◆ BRANO FORNITO ◆
>>

D'altra parte, se si escludono alcuni precetti fondamentali e i famosi Dieci comandamenti (ch'erano peraltro delle regole di comportamento pratico, ancora oggi in vigore peraltro, quelli laici, in tutte le legislazioni del mondo), anche l'ebraismo su molti aspetti religiosi ha conservato opzioni interpretative molto diverse (in riferimento p. es. alla vita ultraterrena, all'immortalità dell'anima, alla resurrezione dei corpi ecc.).

A ben guardare son pochissime le cose che distinguono a tutt'oggi un ebreo da un non ebreo: la circoncisione, il sabato, il monoteismo assoluto, l'irrappresentabilità di dio, le regole dietetiche... Poi ci sono le feste e i culti che indicano se uno è solo “credente” o anche “praticante”.

È dunque vero, il mondo greco classico non ha mai avuto neppure un dogma, ma nessuno, se non gli induisti, oggi crede nel politeismo, mentre gli ebrei credono nelle stesse cose di quattromila anni fa e non possiamo certo dire che gli ebrei abbiano dato alla storia dell'umanità meno cultura dei greci.

Ancora oggi gli ebrei possono sentirsi tali in qualunque parte del mondo sulla base di pochissime regole da rispettare. Una cosa del genere sarebbe stata impensabile per un greco, proprio perché il greco aveva molto sviluppato il senso dell'individuo, della sua libertà personale, della sua solida identificazione a una stirpe e a una città.

L'ebreo invece aveva il senso del collettivo, ed è noto che un qualunque collettivo, per sopravvivere, deve darsi delle regole sufficientemente rigorose, specie se attorno a sé è circondato da popolazioni che la pensano diversamente.

<<

◆ DATI FORNITI ◆

>>

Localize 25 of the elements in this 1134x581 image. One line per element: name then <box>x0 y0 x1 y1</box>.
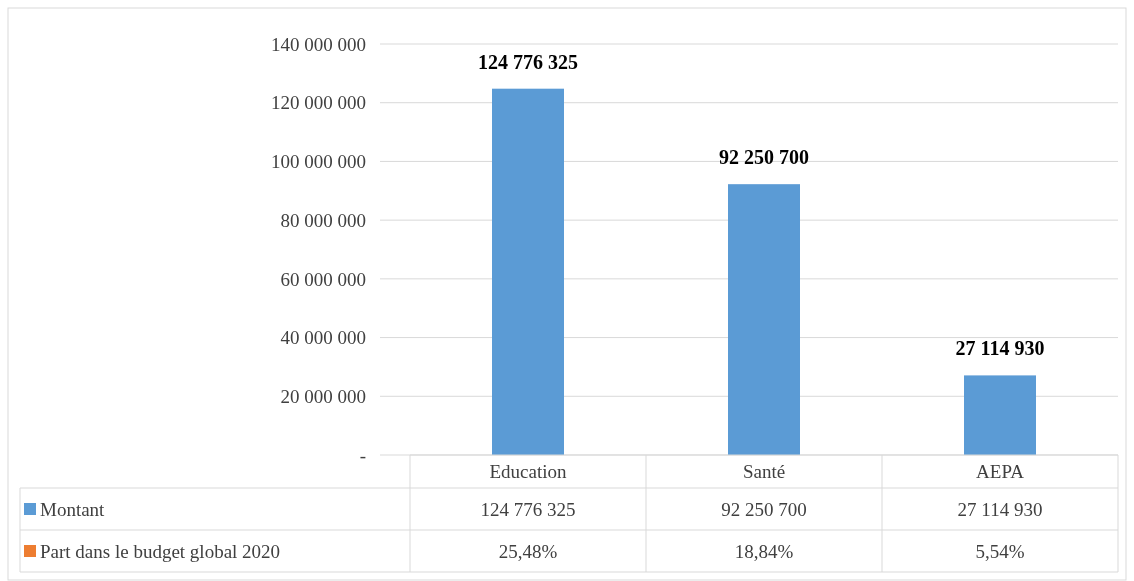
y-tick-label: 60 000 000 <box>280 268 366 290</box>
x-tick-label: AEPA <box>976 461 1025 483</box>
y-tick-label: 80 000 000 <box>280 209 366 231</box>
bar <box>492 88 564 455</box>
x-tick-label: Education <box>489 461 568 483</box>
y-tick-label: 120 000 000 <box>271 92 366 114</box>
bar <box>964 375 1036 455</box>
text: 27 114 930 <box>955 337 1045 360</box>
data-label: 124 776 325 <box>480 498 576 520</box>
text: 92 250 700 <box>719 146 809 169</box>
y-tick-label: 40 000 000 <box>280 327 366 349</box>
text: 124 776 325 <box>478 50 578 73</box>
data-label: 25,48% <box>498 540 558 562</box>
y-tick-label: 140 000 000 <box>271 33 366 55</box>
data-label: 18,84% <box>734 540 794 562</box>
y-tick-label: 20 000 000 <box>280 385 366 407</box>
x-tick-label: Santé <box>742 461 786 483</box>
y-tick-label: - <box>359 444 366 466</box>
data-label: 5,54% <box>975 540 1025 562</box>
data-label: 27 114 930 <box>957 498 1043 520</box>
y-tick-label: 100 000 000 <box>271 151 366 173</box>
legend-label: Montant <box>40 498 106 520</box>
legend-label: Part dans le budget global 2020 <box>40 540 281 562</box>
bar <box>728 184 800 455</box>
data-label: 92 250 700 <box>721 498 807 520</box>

<<
>>

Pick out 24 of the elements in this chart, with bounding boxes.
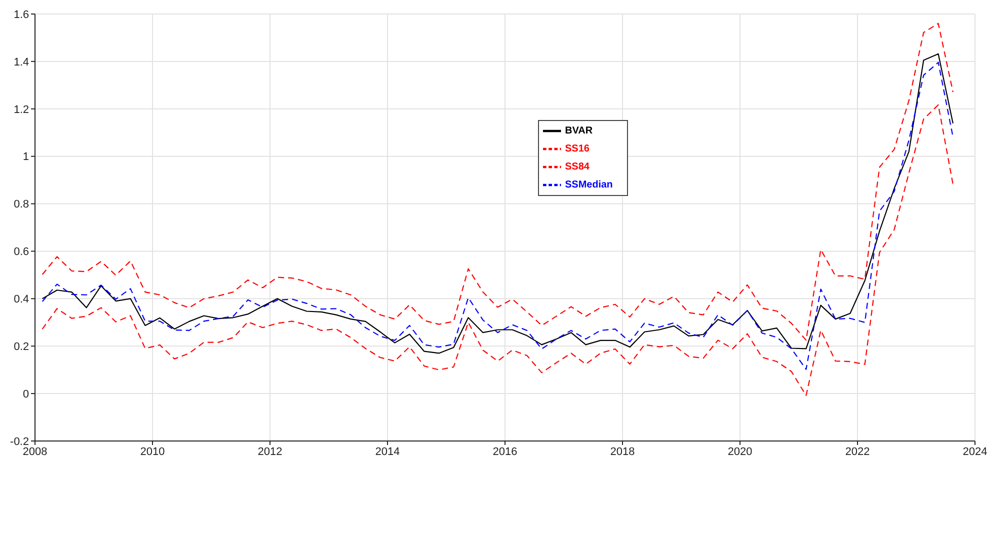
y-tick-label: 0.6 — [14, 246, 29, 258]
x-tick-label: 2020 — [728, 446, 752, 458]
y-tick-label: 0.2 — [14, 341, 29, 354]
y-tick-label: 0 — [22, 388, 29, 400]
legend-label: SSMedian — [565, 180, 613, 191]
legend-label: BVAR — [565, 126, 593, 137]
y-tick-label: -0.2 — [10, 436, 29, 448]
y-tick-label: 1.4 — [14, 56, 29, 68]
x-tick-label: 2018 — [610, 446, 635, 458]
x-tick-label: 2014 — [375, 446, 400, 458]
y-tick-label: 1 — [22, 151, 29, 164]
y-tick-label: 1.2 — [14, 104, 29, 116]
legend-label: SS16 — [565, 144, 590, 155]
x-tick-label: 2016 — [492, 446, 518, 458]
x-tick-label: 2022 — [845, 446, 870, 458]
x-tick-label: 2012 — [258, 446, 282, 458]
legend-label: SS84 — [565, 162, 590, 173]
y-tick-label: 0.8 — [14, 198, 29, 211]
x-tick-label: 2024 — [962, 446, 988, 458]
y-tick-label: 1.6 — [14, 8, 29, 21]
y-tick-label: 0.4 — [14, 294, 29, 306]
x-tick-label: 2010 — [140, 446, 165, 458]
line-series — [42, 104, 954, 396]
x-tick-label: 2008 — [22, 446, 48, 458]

<<

◆ COMPITO RICHIESTO ◆
Riprendi il brano sull'ebraismo e il mondo greco, proseguendolo dopo la sua ultima frase.

◆ RISPOSTA AL COMPITO ◆
L'eroe greco aveva più che altro il compito di infrangere delle regole che altri (i popoli nemici, gli dèi e lo stesso fato) gli volevano imporre. L'eroe greco viene sempre presentato come uno che non vuol sottostare a delle regole che nella narrazione del mito vengono considerate negative. Il che non significa che lo fossero davvero.

A noi son giunti dei miti che avevano lo scopo di mostrare la necessità del passaggio dal comunismo primordiale (clanico-tribale) allo schiavismo. È evidente quindi che quando si descrive Ulisse intento a raggirare e a ferire il pastore e agricoltore Polifemo, il lettore doveva essere messo in grado di credere che ne avesse tutte le ragioni, proprio perché era lui, Ulisse, che doveva rappresentare la necessità della transizione. Polifemo invece doveva essere raffigurato come un essere mostruoso, che indicasse il passato da abbandonare senza rimpianti.

Non a caso Polifemo rappresenta l'ateismo, che, proprio perché tale, è qualcosa di disumano, mentre Ulisse può dimostrare il proprio culto degli dèi, fatto passare per «tradizionale» e «civile». E così il lettore dell'Odissea non riesce a comprendere che l'assenza di qualunque dio, nella vita di Polifemo, era un segno di spirito collettivistico, mentre il bisogno di avere tanti dèi era segno di affermazione individualistica e antagonistica dei rapporti sociali.

Se si guarda invece l'epopea abramitica e mosaica il processo è del tutto rovesciato: questi due eroi devono far uscire il loro popolo da una condizione di schiavitù per cercare di recuperare qualcosa del paradiso primordiale. E quando si danno delle regole e delle leggi devono per forza essere tassativi, proprio perché lo schiavismo, nell'area mesopotamica, mediterranea e nord-africana, era diventato imperante.

L'eroe greco doveva dimostrare che lo schiavismo (basato sui commerci, l'astuzia, la forza militare, l'inganno, la religione, le istituzioni di potere, la soggezione del debole, della donna, della natura, la cultura scritta ecc.) era assolutamente superiore alla civiltà agricolo-pastorale in cui il concetto di proprietà privata neppure esisteva.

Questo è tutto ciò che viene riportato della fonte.